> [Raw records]
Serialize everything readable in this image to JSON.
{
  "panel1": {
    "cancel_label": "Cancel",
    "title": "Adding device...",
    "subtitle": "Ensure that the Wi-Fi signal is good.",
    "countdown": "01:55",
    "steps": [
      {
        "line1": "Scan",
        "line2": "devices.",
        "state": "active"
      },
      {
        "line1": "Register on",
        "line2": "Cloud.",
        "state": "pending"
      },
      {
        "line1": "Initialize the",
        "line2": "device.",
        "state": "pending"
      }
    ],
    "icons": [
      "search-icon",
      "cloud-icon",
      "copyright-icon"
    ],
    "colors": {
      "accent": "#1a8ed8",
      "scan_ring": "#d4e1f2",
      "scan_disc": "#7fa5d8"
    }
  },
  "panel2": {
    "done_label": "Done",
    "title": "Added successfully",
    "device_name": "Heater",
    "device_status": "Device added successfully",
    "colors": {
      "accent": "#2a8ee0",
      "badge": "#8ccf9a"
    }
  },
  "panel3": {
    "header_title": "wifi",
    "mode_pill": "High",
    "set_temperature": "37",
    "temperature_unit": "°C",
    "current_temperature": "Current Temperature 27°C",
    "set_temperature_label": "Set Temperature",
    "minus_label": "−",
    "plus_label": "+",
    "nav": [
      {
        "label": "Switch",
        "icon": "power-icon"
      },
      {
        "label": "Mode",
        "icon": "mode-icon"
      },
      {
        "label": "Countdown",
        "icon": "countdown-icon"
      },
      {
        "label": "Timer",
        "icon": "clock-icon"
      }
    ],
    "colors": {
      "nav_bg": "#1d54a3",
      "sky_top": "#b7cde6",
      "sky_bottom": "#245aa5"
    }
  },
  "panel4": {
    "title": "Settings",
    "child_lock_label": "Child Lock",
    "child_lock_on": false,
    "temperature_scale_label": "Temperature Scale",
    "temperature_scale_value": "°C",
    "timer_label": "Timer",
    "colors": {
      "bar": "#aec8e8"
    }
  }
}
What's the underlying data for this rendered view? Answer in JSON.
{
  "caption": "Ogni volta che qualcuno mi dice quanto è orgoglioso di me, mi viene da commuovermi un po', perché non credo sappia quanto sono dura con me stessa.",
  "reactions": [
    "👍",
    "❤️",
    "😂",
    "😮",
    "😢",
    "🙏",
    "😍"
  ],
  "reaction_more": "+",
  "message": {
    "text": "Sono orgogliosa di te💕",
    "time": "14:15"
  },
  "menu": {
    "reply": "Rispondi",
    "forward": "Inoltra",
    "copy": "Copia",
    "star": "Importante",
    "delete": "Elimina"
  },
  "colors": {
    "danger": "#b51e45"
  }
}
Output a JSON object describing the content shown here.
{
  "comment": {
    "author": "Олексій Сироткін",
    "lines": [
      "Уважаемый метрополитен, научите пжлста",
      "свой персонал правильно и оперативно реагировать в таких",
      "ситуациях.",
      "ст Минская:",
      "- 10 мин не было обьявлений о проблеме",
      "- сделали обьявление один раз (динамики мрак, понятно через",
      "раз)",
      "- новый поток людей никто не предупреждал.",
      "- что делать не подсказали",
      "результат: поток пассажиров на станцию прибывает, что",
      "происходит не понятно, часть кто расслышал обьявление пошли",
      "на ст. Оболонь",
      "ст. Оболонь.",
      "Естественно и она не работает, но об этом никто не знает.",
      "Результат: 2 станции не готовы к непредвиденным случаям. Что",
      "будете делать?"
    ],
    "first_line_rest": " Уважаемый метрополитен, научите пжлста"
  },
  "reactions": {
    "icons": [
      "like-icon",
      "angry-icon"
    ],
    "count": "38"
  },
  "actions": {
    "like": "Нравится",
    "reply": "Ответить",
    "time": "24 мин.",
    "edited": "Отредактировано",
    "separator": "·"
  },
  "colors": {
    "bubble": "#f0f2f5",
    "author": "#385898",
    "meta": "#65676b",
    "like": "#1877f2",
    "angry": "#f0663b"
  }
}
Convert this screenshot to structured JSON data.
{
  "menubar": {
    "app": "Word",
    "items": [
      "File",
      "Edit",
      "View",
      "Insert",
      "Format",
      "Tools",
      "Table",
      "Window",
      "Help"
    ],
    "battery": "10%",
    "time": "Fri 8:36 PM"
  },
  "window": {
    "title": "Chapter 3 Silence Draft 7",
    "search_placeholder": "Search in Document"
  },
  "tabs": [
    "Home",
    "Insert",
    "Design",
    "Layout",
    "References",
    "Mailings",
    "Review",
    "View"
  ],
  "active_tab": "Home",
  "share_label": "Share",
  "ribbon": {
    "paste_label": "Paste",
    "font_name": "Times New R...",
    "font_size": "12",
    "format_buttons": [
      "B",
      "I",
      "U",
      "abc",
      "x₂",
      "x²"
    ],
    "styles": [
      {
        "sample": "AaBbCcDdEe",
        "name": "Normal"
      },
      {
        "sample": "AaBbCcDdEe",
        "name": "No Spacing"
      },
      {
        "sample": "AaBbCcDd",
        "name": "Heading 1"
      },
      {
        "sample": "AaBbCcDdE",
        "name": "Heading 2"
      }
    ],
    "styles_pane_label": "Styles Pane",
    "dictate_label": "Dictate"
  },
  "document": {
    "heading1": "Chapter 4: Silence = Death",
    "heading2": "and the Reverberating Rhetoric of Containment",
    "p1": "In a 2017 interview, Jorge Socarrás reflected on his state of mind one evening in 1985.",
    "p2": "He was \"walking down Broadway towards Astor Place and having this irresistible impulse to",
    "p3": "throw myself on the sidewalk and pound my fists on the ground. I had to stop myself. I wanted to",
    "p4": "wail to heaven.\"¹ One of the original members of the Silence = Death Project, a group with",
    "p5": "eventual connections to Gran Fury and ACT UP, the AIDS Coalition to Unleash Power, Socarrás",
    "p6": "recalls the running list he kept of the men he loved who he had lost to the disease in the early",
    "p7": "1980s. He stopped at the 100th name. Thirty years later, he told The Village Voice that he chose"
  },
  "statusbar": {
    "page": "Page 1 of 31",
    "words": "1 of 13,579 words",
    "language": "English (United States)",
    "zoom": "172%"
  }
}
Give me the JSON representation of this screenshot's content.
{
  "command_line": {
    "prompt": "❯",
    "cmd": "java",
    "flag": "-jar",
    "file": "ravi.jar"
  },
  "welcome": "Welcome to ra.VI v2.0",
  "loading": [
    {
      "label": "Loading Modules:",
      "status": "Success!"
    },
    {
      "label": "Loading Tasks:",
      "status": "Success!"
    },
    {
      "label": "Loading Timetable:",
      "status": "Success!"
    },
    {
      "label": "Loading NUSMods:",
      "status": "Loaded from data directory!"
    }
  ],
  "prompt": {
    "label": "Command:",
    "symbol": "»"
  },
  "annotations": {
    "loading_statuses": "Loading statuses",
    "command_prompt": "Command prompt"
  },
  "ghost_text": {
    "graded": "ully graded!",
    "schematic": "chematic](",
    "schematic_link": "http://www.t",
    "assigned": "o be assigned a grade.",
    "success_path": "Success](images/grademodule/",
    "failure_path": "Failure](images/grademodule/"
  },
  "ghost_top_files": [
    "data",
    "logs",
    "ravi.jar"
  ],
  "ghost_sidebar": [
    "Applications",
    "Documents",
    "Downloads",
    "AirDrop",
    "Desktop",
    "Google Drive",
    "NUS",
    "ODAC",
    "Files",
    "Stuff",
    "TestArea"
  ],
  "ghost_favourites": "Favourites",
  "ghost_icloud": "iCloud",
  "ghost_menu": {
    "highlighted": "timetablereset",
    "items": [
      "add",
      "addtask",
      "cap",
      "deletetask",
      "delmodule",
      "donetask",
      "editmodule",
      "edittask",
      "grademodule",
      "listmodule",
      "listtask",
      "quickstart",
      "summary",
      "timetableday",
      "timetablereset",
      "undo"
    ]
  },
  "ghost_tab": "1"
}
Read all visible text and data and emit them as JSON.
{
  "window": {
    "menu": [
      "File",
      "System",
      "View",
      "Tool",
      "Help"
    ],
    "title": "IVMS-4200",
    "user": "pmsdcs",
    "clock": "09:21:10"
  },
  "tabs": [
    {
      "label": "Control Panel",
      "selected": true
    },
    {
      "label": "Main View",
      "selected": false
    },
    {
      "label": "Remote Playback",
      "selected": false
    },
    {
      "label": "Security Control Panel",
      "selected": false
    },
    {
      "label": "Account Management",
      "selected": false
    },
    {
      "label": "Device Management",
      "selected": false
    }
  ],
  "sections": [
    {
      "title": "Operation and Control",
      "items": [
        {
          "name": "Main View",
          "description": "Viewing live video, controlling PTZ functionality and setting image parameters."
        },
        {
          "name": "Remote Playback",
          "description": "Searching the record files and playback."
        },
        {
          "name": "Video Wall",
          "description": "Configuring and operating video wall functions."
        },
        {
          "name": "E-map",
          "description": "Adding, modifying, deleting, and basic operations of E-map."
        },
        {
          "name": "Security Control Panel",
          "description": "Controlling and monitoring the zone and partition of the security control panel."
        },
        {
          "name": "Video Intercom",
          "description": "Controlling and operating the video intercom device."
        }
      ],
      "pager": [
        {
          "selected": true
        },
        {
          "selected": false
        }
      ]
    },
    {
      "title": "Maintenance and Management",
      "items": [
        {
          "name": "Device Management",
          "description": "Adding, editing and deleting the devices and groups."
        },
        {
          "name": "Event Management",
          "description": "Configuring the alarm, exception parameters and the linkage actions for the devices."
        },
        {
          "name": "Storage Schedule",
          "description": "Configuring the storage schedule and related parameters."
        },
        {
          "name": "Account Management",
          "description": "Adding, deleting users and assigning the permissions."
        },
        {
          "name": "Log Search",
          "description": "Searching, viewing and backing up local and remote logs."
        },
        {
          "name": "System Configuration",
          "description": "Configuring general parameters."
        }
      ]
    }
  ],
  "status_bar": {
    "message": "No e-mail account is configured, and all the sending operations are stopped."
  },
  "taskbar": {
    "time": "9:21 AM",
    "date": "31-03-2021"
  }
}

> [Task prompt] Find the string "like" in the listing and return every line that holds it.

> [The answer]
      "like-icon",
    "like": "Нравится",
    "like": "#1877f2",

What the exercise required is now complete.